(Dataset listings of figures)
# # # # # # #
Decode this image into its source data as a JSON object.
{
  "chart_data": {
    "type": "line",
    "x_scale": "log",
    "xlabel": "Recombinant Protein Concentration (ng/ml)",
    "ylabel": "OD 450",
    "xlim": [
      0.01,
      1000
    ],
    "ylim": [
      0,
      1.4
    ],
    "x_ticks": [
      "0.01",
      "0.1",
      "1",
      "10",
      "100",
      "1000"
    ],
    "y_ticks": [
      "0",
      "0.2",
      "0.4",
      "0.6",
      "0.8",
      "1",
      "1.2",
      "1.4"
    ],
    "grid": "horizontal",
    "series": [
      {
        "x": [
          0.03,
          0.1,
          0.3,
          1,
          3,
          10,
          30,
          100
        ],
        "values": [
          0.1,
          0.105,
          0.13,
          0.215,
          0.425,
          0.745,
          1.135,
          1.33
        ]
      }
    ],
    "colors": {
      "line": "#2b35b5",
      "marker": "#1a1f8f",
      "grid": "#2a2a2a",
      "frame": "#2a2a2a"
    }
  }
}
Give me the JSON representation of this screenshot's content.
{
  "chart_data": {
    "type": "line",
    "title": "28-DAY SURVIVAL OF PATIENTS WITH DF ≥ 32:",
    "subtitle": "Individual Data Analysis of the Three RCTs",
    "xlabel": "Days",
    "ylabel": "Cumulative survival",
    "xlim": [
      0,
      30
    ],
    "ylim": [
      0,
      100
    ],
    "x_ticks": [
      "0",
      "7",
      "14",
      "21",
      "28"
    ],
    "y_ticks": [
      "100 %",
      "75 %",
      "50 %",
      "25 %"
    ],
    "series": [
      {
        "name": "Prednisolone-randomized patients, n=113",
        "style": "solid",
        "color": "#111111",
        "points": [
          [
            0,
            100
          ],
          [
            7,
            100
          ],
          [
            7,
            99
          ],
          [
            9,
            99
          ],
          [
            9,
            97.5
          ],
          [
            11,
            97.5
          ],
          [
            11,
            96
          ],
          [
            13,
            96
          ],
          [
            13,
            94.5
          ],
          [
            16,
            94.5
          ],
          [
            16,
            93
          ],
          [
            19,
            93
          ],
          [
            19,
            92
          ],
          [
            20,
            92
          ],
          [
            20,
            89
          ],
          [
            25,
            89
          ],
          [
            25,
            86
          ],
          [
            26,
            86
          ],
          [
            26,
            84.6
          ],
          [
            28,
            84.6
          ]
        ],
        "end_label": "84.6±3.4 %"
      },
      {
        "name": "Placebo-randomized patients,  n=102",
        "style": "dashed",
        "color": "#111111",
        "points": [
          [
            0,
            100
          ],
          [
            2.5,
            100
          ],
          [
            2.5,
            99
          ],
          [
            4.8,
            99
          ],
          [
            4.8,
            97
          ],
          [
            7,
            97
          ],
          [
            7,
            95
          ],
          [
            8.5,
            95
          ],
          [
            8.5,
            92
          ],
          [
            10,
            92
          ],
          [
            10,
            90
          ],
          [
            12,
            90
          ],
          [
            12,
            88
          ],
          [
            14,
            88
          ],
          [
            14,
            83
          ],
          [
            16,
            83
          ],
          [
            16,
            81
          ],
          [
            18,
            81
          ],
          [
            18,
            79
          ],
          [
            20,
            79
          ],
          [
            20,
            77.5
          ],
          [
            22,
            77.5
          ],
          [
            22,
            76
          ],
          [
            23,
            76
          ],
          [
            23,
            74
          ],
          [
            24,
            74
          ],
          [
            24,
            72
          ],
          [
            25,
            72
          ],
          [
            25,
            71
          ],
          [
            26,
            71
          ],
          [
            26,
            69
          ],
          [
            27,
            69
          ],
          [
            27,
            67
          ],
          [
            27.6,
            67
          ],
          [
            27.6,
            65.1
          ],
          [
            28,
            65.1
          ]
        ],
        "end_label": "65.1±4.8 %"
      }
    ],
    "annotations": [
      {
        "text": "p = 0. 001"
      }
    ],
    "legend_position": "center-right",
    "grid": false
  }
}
# # # # # # #
• **What the task requires**
Nothing may be dropped or altered. Copy every line above.

• **Finished task**
Decode this image into its source data as a JSON object.
{
  "chart_data": {
    "type": "line",
    "x_scale": "log",
    "xlabel": "Recombinant Protein Concentration (ng/ml)",
    "ylabel": "OD 450",
    "xlim": [
      0.01,
      1000
    ],
    "ylim": [
      0,
      1.4
    ],
    "x_ticks": [
      "0.01",
      "0.1",
      "1",
      "10",
      "100",
      "1000"
    ],
    "y_ticks": [
      "0",
      "0.2",
      "0.4",
      "0.6",
      "0.8",
      "1",
      "1.2",
      "1.4"
    ],
    "grid": "horizontal",
    "series": [
      {
        "x": [
          0.03,
          0.1,
          0.3,
          1,
          3,
          10,
          30,
          100
        ],
        "values": [
          0.1,
          0.105,
          0.13,
          0.215,
          0.425,
          0.745,
          1.135,
          1.33
        ]
      }
    ],
    "colors": {
      "line": "#2b35b5",
      "marker": "#1a1f8f",
      "grid": "#2a2a2a",
      "frame": "#2a2a2a"
    }
  }
}
Give me the JSON representation of this screenshot's content.
{
  "chart_data": {
    "type": "line",
    "title": "28-DAY SURVIVAL OF PATIENTS WITH DF ≥ 32:",
    "subtitle": "Individual Data Analysis of the Three RCTs",
    "xlabel": "Days",
    "ylabel": "Cumulative survival",
    "xlim": [
      0,
      30
    ],
    "ylim": [
      0,
      100
    ],
    "x_ticks": [
      "0",
      "7",
      "14",
      "21",
      "28"
    ],
    "y_ticks": [
      "100 %",
      "75 %",
      "50 %",
      "25 %"
    ],
    "series": [
      {
        "name": "Prednisolone-randomized patients, n=113",
        "style": "solid",
        "color": "#111111",
        "points": [
          [
            0,
            100
          ],
          [
            7,
            100
          ],
          [
            7,
            99
          ],
          [
            9,
            99
          ],
          [
            9,
            97.5
          ],
          [
            11,
            97.5
          ],
          [
            11,
            96
          ],
          [
            13,
            96
          ],
          [
            13,
            94.5
          ],
          [
            16,
            94.5
          ],
          [
            16,
            93
          ],
          [
            19,
            93
          ],
          [
            19,
            92
          ],
          [
            20,
            92
          ],
          [
            20,
            89
          ],
          [
            25,
            89
          ],
          [
            25,
            86
          ],
          [
            26,
            86
          ],
          [
            26,
            84.6
          ],
          [
            28,
            84.6
          ]
        ],
        "end_label": "84.6±3.4 %"
      },
      {
        "name": "Placebo-randomized patients,  n=102",
        "style": "dashed",
        "color": "#111111",
        "points": [
          [
            0,
            100
          ],
          [
            2.5,
            100
          ],
          [
            2.5,
            99
          ],
          [
            4.8,
            99
          ],
          [
            4.8,
            97
          ],
          [
            7,
            97
          ],
          [
            7,
            95
          ],
          [
            8.5,
            95
          ],
          [
            8.5,
            92
          ],
          [
            10,
            92
          ],
          [
            10,
            90
          ],
          [
            12,
            90
          ],
          [
            12,
            88
          ],
          [
            14,
            88
          ],
          [
            14,
            83
          ],
          [
            16,
            83
          ],
          [
            16,
            81
          ],
          [
            18,
            81
          ],
          [
            18,
            79
          ],
          [
            20,
            79
          ],
          [
            20,
            77.5
          ],
          [
            22,
            77.5
          ],
          [
            22,
            76
          ],
          [
            23,
            76
          ],
          [
            23,
            74
          ],
          [
            24,
            74
          ],
          [
            24,
            72
          ],
          [
            25,
            72
          ],
          [
            25,
            71
          ],
          [
            26,
            71
          ],
          [
            26,
            69
          ],
          [
            27,
            69
          ],
          [
            27,
            67
          ],
          [
            27.6,
            67
          ],
          [
            27.6,
            65.1
          ],
          [
            28,
            65.1
          ]
        ],
        "end_label": "65.1±4.8 %"
      }
    ],
    "annotations": [
      {
        "text": "p = 0. 001"
      }
    ],
    "legend_position": "center-right",
    "grid": false
  }
}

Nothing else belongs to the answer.